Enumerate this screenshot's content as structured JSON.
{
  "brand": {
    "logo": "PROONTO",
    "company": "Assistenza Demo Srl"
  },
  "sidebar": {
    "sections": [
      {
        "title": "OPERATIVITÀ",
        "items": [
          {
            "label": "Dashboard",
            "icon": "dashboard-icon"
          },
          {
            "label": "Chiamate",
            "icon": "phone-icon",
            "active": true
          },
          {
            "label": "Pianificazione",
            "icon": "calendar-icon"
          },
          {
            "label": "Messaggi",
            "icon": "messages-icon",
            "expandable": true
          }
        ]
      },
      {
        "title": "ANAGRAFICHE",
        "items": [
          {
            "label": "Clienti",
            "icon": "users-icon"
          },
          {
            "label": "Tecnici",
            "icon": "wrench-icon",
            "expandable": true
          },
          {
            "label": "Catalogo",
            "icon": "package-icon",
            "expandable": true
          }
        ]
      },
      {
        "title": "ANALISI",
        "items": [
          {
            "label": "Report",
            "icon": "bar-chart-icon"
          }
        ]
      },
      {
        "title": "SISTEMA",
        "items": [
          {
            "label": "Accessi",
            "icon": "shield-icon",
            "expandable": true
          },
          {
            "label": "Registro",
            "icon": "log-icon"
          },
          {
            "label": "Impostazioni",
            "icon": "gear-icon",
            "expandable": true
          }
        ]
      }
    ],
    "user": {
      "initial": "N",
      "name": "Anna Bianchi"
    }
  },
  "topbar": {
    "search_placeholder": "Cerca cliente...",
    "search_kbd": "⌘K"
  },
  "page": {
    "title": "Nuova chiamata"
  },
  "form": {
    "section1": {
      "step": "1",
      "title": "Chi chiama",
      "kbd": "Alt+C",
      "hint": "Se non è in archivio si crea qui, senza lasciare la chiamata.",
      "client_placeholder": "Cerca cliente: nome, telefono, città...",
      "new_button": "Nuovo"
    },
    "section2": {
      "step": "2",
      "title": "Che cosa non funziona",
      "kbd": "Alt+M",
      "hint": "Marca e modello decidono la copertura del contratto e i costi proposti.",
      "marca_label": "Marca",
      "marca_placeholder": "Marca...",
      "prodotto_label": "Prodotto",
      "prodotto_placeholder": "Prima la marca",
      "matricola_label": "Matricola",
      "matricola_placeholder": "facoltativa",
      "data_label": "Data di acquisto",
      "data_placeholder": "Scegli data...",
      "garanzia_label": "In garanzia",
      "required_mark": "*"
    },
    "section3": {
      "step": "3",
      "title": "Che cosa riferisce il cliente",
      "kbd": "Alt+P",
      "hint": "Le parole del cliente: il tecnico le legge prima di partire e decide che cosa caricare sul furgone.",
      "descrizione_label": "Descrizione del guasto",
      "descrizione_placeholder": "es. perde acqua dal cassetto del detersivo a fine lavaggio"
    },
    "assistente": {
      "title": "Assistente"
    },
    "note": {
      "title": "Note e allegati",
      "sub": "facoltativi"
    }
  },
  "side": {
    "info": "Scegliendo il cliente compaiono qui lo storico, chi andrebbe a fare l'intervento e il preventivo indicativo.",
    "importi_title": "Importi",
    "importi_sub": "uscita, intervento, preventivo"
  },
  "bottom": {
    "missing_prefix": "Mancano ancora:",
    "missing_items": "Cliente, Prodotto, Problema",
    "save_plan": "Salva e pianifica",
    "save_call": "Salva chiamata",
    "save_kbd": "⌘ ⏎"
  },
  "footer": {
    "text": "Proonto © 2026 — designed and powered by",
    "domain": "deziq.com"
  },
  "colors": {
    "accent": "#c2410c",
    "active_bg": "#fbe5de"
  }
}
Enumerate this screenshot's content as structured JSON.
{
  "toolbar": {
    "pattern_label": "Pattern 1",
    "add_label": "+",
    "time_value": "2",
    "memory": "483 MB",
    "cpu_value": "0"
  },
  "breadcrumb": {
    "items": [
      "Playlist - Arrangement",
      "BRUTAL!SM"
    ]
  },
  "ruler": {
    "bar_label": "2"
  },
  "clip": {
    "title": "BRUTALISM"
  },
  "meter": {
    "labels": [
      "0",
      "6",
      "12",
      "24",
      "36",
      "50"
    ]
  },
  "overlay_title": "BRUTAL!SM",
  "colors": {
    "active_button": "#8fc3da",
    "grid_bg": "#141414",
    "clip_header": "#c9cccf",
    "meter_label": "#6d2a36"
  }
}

• • • • •

Written exercise: Your task is to quote all of the data word for word.

Solution for this exercise:
Enumerate this screenshot's content as structured JSON.
{
  "brand": {
    "logo": "PROONTO",
    "company": "Assistenza Demo Srl"
  },
  "sidebar": {
    "sections": [
      {
        "title": "OPERATIVITÀ",
        "items": [
          {
            "label": "Dashboard",
            "icon": "dashboard-icon"
          },
          {
            "label": "Chiamate",
            "icon": "phone-icon",
            "active": true
          },
          {
            "label": "Pianificazione",
            "icon": "calendar-icon"
          },
          {
            "label": "Messaggi",
            "icon": "messages-icon",
            "expandable": true
          }
        ]
      },
      {
        "title": "ANAGRAFICHE",
        "items": [
          {
            "label": "Clienti",
            "icon": "users-icon"
          },
          {
            "label": "Tecnici",
            "icon": "wrench-icon",
            "expandable": true
          },
          {
            "label": "Catalogo",
            "icon": "package-icon",
            "expandable": true
          }
        ]
      },
      {
        "title": "ANALISI",
        "items": [
          {
            "label": "Report",
            "icon": "bar-chart-icon"
          }
        ]
      },
      {
        "title": "SISTEMA",
        "items": [
          {
            "label": "Accessi",
            "icon": "shield-icon",
            "expandable": true
          },
          {
            "label": "Registro",
            "icon": "log-icon"
          },
          {
            "label": "Impostazioni",
            "icon": "gear-icon",
            "expandable": true
          }
        ]
      }
    ],
    "user": {
      "initial": "N",
      "name": "Anna Bianchi"
    }
  },
  "topbar": {
    "search_placeholder": "Cerca cliente...",
    "search_kbd": "⌘K"
  },
  "page": {
    "title": "Nuova chiamata"
  },
  "form": {
    "section1": {
      "step": "1",
      "title": "Chi chiama",
      "kbd": "Alt+C",
      "hint": "Se non è in archivio si crea qui, senza lasciare la chiamata.",
      "client_placeholder": "Cerca cliente: nome, telefono, città...",
      "new_button": "Nuovo"
    },
    "section2": {
      "step": "2",
      "title": "Che cosa non funziona",
      "kbd": "Alt+M",
      "hint": "Marca e modello decidono la copertura del contratto e i costi proposti.",
      "marca_label": "Marca",
      "marca_placeholder": "Marca...",
      "prodotto_label": "Prodotto",
      "prodotto_placeholder": "Prima la marca",
      "matricola_label": "Matricola",
      "matricola_placeholder": "facoltativa",
      "data_label": "Data di acquisto",
      "data_placeholder": "Scegli data...",
      "garanzia_label": "In garanzia",
      "required_mark": "*"
    },
    "section3": {
      "step": "3",
      "title": "Che cosa riferisce il cliente",
      "kbd": "Alt+P",
      "hint": "Le parole del cliente: il tecnico le legge prima di partire e decide che cosa caricare sul furgone.",
      "descrizione_label": "Descrizione del guasto",
      "descrizione_placeholder": "es. perde acqua dal cassetto del detersivo a fine lavaggio"
    },
    "assistente": {
      "title": "Assistente"
    },
    "note": {
      "title": "Note e allegati",
      "sub": "facoltativi"
    }
  },
  "side": {
    "info": "Scegliendo il cliente compaiono qui lo storico, chi andrebbe a fare l'intervento e il preventivo indicativo.",
    "importi_title": "Importi",
    "importi_sub": "uscita, intervento, preventivo"
  },
  "bottom": {
    "missing_prefix": "Mancano ancora:",
    "missing_items": "Cliente, Prodotto, Problema",
    "save_plan": "Salva e pianifica",
    "save_call": "Salva chiamata",
    "save_kbd": "⌘ ⏎"
  },
  "footer": {
    "text": "Proonto © 2026 — designed and powered by",
    "domain": "deziq.com"
  },
  "colors": {
    "accent": "#c2410c",
    "active_bg": "#fbe5de"
  }
}
Enumerate this screenshot's content as structured JSON.
{
  "toolbar": {
    "pattern_label": "Pattern 1",
    "add_label": "+",
    "time_value": "2",
    "memory": "483 MB",
    "cpu_value": "0"
  },
  "breadcrumb": {
    "items": [
      "Playlist - Arrangement",
      "BRUTAL!SM"
    ]
  },
  "ruler": {
    "bar_label": "2"
  },
  "clip": {
    "title": "BRUTALISM"
  },
  "meter": {
    "labels": [
      "0",
      "6",
      "12",
      "24",
      "36",
      "50"
    ]
  },
  "overlay_title": "BRUTAL!SM",
  "colors": {
    "active_button": "#8fc3da",
    "grid_bg": "#141414",
    "clip_header": "#c9cccf",
    "meter_label": "#6d2a36"
  }
}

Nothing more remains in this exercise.